>>>

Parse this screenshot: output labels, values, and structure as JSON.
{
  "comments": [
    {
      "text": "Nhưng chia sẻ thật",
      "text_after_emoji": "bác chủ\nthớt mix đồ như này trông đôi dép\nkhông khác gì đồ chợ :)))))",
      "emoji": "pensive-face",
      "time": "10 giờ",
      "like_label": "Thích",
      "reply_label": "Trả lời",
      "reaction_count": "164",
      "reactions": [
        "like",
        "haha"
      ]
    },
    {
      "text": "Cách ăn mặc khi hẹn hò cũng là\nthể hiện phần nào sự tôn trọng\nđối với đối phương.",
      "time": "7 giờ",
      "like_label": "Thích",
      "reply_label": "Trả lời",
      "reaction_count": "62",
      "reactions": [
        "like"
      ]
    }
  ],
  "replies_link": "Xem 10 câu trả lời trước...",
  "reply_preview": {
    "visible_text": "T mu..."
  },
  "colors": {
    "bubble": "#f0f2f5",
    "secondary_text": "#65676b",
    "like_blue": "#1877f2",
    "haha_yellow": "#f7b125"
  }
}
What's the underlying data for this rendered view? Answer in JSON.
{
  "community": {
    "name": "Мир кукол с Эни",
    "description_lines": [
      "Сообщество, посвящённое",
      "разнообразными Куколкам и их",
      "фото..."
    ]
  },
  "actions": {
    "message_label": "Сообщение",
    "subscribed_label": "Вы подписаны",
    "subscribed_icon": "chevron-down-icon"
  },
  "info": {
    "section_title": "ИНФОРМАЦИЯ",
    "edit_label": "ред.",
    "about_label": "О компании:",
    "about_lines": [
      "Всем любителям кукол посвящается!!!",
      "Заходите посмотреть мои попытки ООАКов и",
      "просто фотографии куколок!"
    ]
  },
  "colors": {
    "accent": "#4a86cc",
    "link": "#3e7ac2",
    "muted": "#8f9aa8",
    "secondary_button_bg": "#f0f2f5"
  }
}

<<<

GOAL
What needs duplicating is the run of lines from the one containing "What's the underlying" through the last line of the entries above, exact and complete.

FINAL RESULT
What's the underlying data for this rendered view? Answer in JSON.
{
  "community": {
    "name": "Мир кукол с Эни",
    "description_lines": [
      "Сообщество, посвящённое",
      "разнообразными Куколкам и их",
      "фото..."
    ]
  },
  "actions": {
    "message_label": "Сообщение",
    "subscribed_label": "Вы подписаны",
    "subscribed_icon": "chevron-down-icon"
  },
  "info": {
    "section_title": "ИНФОРМАЦИЯ",
    "edit_label": "ред.",
    "about_label": "О компании:",
    "about_lines": [
      "Всем любителям кукол посвящается!!!",
      "Заходите посмотреть мои попытки ООАКов и",
      "просто фотографии куколок!"
    ]
  },
  "colors": {
    "accent": "#4a86cc",
    "link": "#3e7ac2",
    "muted": "#8f9aa8",
    "secondary_button_bg": "#f0f2f5"
  }
}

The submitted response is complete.